__TO BE DONE__:
Transcribe these lines word for word, keeping every character and symbol unchanged.

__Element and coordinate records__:
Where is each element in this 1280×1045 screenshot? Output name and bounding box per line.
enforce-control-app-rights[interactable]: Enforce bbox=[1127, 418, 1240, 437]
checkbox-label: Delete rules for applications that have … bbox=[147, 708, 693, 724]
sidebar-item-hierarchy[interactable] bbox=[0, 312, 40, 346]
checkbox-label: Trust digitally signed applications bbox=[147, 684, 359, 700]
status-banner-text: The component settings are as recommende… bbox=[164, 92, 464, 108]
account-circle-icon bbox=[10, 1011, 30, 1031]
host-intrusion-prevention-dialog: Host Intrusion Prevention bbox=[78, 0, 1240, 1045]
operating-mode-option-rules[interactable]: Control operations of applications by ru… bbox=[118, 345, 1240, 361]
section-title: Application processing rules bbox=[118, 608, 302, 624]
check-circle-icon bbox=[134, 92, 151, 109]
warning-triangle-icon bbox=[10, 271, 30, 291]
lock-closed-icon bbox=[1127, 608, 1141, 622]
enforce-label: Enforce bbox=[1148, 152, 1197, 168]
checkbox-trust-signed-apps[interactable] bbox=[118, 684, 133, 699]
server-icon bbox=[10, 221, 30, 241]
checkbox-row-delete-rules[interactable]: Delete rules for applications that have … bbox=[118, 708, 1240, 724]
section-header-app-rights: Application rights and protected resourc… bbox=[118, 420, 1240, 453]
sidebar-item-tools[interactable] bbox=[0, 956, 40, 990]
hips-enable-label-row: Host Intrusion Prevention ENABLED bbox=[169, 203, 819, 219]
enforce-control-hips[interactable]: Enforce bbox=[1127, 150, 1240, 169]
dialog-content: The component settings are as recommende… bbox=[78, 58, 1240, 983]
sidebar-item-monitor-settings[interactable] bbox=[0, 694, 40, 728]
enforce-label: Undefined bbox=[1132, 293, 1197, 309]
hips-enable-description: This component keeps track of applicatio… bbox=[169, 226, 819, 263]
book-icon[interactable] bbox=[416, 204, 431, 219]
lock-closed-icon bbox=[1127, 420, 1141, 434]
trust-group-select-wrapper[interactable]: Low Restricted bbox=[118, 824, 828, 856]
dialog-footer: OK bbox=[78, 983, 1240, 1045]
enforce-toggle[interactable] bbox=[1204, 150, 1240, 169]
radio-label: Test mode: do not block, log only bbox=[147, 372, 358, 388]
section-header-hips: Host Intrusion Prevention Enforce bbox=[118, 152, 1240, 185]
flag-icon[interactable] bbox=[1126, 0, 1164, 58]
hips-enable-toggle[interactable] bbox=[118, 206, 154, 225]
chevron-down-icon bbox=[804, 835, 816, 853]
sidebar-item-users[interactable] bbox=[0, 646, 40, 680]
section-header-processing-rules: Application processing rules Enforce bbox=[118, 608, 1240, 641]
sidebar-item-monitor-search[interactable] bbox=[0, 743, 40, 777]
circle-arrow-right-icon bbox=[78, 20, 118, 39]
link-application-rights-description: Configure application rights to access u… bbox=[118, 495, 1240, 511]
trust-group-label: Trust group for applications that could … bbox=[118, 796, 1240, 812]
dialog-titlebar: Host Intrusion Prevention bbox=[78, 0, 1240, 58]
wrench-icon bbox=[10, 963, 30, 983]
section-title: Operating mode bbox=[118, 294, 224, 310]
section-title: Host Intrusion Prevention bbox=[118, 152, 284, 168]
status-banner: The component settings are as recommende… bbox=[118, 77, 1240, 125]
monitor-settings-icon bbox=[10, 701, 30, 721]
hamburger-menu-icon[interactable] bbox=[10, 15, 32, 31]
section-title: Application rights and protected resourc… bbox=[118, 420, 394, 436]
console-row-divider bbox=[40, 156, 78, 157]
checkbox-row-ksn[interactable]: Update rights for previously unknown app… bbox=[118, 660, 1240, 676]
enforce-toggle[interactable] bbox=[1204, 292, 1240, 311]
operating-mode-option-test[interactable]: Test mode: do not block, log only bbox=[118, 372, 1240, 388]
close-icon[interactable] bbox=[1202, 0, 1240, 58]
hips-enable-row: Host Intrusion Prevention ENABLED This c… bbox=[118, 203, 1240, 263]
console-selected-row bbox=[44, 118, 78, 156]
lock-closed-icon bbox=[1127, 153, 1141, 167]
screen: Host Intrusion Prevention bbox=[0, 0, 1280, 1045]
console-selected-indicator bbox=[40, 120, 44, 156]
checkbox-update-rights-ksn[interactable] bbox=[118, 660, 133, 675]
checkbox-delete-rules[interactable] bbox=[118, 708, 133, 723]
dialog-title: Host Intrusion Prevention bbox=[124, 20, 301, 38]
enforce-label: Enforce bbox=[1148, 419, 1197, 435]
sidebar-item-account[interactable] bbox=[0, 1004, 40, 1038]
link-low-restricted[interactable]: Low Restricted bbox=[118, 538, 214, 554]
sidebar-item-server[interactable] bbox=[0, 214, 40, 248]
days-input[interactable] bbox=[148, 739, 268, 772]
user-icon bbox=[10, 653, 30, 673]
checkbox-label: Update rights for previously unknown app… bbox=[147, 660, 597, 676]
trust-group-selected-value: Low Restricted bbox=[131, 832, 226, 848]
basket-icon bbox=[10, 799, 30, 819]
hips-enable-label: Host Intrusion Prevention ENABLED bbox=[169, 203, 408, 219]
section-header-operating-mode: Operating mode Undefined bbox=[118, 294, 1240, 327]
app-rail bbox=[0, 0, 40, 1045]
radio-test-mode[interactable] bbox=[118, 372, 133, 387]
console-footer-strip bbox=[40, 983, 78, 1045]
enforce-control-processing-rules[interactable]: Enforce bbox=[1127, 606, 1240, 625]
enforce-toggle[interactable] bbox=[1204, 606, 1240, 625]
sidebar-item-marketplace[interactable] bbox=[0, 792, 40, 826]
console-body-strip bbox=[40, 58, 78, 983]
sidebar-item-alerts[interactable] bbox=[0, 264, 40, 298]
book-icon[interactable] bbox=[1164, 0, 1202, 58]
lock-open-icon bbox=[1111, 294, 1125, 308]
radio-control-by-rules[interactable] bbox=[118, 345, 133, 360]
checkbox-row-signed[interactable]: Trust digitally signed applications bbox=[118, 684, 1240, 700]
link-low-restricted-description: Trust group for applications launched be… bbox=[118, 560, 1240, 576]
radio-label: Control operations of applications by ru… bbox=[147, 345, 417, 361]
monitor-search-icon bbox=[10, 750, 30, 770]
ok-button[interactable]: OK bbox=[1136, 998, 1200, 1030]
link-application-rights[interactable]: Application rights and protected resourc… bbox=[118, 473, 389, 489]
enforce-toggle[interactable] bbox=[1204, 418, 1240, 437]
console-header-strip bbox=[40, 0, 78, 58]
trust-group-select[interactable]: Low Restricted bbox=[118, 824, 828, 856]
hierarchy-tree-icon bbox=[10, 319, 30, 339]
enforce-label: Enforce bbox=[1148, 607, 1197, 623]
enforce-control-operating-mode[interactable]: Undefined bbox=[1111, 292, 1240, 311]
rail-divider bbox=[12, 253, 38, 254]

__TASK OUTPUT__:
Where is each element in this 1280×1045 screenshot? Output name and bounding box per line.
enforce-control-app-rights[interactable]: Enforce bbox=[1127, 418, 1240, 437]
checkbox-label: Delete rules for applications that have … bbox=[147, 708, 693, 724]
sidebar-item-hierarchy[interactable] bbox=[0, 312, 40, 346]
checkbox-label: Trust digitally signed applications bbox=[147, 684, 359, 700]
status-banner-text: The component settings are as recommende… bbox=[164, 92, 464, 108]
account-circle-icon bbox=[10, 1011, 30, 1031]
host-intrusion-prevention-dialog: Host Intrusion Prevention bbox=[78, 0, 1240, 1045]
operating-mode-option-rules[interactable]: Control operations of applications by ru… bbox=[118, 345, 1240, 361]
section-title: Application processing rules bbox=[118, 608, 302, 624]
check-circle-icon bbox=[134, 92, 151, 109]
warning-triangle-icon bbox=[10, 271, 30, 291]
lock-closed-icon bbox=[1127, 608, 1141, 622]
enforce-label: Enforce bbox=[1148, 152, 1197, 168]
checkbox-trust-signed-apps[interactable] bbox=[118, 684, 133, 699]
server-icon bbox=[10, 221, 30, 241]
checkbox-row-delete-rules[interactable]: Delete rules for applications that have … bbox=[118, 708, 1240, 724]
section-header-app-rights: Application rights and protected resourc… bbox=[118, 420, 1240, 453]
sidebar-item-tools[interactable] bbox=[0, 956, 40, 990]
hips-enable-label-row: Host Intrusion Prevention ENABLED bbox=[169, 203, 819, 219]
enforce-control-hips[interactable]: Enforce bbox=[1127, 150, 1240, 169]
dialog-content: The component settings are as recommende… bbox=[78, 58, 1240, 983]
sidebar-item-monitor-settings[interactable] bbox=[0, 694, 40, 728]
enforce-label: Undefined bbox=[1132, 293, 1197, 309]
hips-enable-description: This component keeps track of applicatio… bbox=[169, 226, 819, 263]
book-icon[interactable] bbox=[416, 204, 431, 219]
lock-closed-icon bbox=[1127, 420, 1141, 434]
trust-group-select-wrapper[interactable]: Low Restricted bbox=[118, 824, 828, 856]
dialog-footer: OK bbox=[78, 983, 1240, 1045]
enforce-toggle[interactable] bbox=[1204, 150, 1240, 169]
radio-label: Test mode: do not block, log only bbox=[147, 372, 358, 388]
section-header-hips: Host Intrusion Prevention Enforce bbox=[118, 152, 1240, 185]
flag-icon[interactable] bbox=[1126, 0, 1164, 58]
hips-enable-toggle[interactable] bbox=[118, 206, 154, 225]
chevron-down-icon bbox=[804, 835, 816, 853]
sidebar-item-users[interactable] bbox=[0, 646, 40, 680]
section-header-processing-rules: Application processing rules Enforce bbox=[118, 608, 1240, 641]
sidebar-item-monitor-search[interactable] bbox=[0, 743, 40, 777]
circle-arrow-right-icon bbox=[78, 20, 118, 39]
link-application-rights-description: Configure application rights to access u… bbox=[118, 495, 1240, 511]
trust-group-label: Trust group for applications that could … bbox=[118, 796, 1240, 812]
dialog-titlebar: Host Intrusion Prevention bbox=[78, 0, 1240, 58]
wrench-icon bbox=[10, 963, 30, 983]
section-title: Operating mode bbox=[118, 294, 224, 310]
section-title: Host Intrusion Prevention bbox=[118, 152, 284, 168]
status-banner: The component settings are as recommende… bbox=[118, 77, 1240, 125]
monitor-settings-icon bbox=[10, 701, 30, 721]
hamburger-menu-icon[interactable] bbox=[10, 15, 32, 31]
section-title: Application rights and protected resourc… bbox=[118, 420, 394, 436]
console-row-divider bbox=[40, 156, 78, 157]
checkbox-row-ksn[interactable]: Update rights for previously unknown app… bbox=[118, 660, 1240, 676]
enforce-toggle[interactable] bbox=[1204, 292, 1240, 311]
operating-mode-option-test[interactable]: Test mode: do not block, log only bbox=[118, 372, 1240, 388]
close-icon[interactable] bbox=[1202, 0, 1240, 58]
hips-enable-row: Host Intrusion Prevention ENABLED This c… bbox=[118, 203, 1240, 263]
console-selected-row bbox=[44, 118, 78, 156]
lock-closed-icon bbox=[1127, 153, 1141, 167]
screen: Host Intrusion Prevention bbox=[0, 0, 1280, 1045]
console-selected-indicator bbox=[40, 120, 44, 156]
checkbox-update-rights-ksn[interactable] bbox=[118, 660, 133, 675]
checkbox-delete-rules[interactable] bbox=[118, 708, 133, 723]
dialog-title: Host Intrusion Prevention bbox=[124, 20, 301, 38]
enforce-label: Enforce bbox=[1148, 419, 1197, 435]
sidebar-item-account[interactable] bbox=[0, 1004, 40, 1038]
link-low-restricted[interactable]: Low Restricted bbox=[118, 538, 214, 554]
sidebar-item-server[interactable] bbox=[0, 214, 40, 248]
days-input[interactable] bbox=[148, 739, 268, 772]
user-icon bbox=[10, 653, 30, 673]
checkbox-label: Update rights for previously unknown app… bbox=[147, 660, 597, 676]
trust-group-selected-value: Low Restricted bbox=[131, 832, 226, 848]
basket-icon bbox=[10, 799, 30, 819]
hips-enable-label: Host Intrusion Prevention ENABLED bbox=[169, 203, 408, 219]
section-header-operating-mode: Operating mode Undefined bbox=[118, 294, 1240, 327]
app-rail bbox=[0, 0, 40, 1045]
radio-test-mode[interactable] bbox=[118, 372, 133, 387]
console-footer-strip bbox=[40, 983, 78, 1045]
enforce-control-processing-rules[interactable]: Enforce bbox=[1127, 606, 1240, 625]
enforce-toggle[interactable] bbox=[1204, 606, 1240, 625]
sidebar-item-marketplace[interactable] bbox=[0, 792, 40, 826]
console-body-strip bbox=[40, 58, 78, 983]
sidebar-item-alerts[interactable] bbox=[0, 264, 40, 298]
book-icon[interactable] bbox=[1164, 0, 1202, 58]
lock-open-icon bbox=[1111, 294, 1125, 308]
radio-control-by-rules[interactable] bbox=[118, 345, 133, 360]
checkbox-row-signed[interactable]: Trust digitally signed applications bbox=[118, 684, 1240, 700]
link-low-restricted-description: Trust group for applications launched be… bbox=[118, 560, 1240, 576]
radio-label: Control operations of applications by ru… bbox=[147, 345, 417, 361]
monitor-search-icon bbox=[10, 750, 30, 770]
ok-button[interactable]: OK bbox=[1136, 998, 1200, 1030]
link-application-rights[interactable]: Application rights and protected resourc… bbox=[118, 473, 389, 489]
enforce-toggle[interactable] bbox=[1204, 418, 1240, 437]
console-header-strip bbox=[40, 0, 78, 58]
trust-group-select[interactable]: Low Restricted bbox=[118, 824, 828, 856]
hierarchy-tree-icon bbox=[10, 319, 30, 339]
enforce-label: Enforce bbox=[1148, 607, 1197, 623]
enforce-control-operating-mode[interactable]: Undefined bbox=[1111, 292, 1240, 311]
rail-divider bbox=[12, 253, 38, 254]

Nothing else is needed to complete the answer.